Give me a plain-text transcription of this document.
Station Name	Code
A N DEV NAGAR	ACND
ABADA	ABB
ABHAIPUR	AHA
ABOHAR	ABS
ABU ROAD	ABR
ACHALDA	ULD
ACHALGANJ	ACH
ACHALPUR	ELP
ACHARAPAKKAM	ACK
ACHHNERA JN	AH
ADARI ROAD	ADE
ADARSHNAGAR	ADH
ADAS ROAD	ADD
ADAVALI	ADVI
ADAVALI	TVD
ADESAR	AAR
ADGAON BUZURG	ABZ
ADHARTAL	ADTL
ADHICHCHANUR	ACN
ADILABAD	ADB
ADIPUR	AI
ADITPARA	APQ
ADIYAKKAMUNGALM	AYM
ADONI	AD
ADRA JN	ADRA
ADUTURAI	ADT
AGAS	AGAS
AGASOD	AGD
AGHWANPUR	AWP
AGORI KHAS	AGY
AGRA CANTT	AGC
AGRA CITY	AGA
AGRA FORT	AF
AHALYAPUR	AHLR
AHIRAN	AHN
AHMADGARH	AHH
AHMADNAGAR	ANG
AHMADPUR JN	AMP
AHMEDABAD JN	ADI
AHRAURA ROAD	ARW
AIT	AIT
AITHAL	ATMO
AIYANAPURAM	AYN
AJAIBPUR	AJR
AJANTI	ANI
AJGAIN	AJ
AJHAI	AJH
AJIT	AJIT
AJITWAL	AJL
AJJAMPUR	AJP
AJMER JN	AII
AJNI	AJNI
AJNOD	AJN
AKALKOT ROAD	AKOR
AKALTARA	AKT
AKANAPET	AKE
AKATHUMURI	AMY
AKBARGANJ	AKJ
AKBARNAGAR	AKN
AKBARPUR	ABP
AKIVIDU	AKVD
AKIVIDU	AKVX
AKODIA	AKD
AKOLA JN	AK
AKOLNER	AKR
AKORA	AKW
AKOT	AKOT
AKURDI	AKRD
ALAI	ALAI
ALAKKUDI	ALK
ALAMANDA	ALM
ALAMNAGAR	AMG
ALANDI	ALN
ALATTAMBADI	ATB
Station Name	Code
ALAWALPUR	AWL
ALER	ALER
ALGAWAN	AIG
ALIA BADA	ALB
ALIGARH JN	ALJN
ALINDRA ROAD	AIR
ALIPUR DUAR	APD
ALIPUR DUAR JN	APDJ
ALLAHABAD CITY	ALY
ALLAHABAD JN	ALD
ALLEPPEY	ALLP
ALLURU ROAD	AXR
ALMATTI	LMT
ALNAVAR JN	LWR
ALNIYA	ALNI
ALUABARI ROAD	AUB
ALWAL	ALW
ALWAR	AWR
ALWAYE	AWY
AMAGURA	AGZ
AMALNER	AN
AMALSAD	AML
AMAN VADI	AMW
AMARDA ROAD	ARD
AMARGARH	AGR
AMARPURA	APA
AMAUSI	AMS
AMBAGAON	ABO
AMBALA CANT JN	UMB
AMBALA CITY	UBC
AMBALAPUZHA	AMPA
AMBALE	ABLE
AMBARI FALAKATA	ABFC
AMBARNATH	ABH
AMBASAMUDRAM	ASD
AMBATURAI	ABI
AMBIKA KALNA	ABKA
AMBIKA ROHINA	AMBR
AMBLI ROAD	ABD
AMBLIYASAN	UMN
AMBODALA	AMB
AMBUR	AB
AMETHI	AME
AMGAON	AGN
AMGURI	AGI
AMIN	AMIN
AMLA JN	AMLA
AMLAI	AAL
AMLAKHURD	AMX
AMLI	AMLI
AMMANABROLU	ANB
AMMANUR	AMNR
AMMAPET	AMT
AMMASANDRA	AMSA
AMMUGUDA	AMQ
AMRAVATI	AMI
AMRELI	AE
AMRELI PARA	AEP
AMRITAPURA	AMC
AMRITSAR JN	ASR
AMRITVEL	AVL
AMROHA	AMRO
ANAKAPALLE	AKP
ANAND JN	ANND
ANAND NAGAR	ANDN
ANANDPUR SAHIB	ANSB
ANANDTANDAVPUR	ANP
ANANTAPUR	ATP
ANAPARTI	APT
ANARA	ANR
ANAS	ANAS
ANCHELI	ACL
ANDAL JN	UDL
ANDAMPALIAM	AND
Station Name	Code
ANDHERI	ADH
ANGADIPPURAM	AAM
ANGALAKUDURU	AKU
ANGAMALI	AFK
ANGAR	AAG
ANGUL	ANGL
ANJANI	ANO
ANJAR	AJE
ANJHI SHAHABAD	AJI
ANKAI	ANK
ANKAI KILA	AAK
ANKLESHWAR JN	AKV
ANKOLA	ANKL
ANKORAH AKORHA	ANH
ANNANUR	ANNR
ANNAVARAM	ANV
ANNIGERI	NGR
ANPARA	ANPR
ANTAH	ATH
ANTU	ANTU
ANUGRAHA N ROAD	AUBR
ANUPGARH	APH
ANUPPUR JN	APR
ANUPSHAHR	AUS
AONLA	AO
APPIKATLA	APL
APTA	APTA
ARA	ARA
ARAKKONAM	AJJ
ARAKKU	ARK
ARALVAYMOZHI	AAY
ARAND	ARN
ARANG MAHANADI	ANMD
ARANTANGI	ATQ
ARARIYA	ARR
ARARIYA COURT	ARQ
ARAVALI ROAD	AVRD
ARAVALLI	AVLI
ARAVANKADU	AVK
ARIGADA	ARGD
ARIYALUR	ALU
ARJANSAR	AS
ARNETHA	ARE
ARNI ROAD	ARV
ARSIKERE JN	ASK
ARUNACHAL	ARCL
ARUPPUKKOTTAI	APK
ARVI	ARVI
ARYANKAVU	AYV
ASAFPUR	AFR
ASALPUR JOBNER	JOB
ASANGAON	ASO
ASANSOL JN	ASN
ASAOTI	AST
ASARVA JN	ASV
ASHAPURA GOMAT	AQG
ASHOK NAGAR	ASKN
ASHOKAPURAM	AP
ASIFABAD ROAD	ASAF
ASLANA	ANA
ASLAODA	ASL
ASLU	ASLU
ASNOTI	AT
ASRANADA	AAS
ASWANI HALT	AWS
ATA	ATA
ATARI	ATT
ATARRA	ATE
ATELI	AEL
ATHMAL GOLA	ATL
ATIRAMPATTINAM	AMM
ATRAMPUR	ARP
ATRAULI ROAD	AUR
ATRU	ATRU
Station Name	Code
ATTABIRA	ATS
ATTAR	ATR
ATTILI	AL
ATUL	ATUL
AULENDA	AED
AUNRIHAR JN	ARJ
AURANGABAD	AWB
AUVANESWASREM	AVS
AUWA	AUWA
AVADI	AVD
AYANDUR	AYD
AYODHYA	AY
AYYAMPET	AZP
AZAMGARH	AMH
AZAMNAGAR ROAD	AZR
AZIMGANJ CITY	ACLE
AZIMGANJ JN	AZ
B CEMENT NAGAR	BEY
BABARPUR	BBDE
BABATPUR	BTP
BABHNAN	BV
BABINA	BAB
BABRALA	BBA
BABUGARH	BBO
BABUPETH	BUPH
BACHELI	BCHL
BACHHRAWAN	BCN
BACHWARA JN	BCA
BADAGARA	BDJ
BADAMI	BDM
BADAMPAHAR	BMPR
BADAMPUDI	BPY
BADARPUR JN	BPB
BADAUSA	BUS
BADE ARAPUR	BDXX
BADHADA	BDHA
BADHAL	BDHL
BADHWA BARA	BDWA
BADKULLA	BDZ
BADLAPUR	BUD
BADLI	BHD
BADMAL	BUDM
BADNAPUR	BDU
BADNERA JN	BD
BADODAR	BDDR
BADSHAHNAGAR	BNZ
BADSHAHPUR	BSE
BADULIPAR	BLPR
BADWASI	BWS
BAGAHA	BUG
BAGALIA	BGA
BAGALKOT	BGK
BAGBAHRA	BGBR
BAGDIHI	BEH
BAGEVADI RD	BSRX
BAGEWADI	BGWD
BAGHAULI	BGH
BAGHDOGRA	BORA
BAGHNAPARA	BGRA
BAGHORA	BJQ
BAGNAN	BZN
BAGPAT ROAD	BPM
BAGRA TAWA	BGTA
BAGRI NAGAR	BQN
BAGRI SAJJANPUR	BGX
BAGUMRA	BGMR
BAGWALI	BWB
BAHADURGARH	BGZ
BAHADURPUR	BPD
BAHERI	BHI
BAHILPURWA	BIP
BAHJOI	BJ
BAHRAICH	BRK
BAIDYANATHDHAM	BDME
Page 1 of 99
-------
*EXERCISE REQUIREMENTS*
Search the data for the word "CITY" and copy each line where it appears.

*FULL ANSWER*
AGRA CITY	AGA
ALLAHABAD CITY	ALY
AMBALA CITY	UBC
AZIMGANJ CITY	ACLE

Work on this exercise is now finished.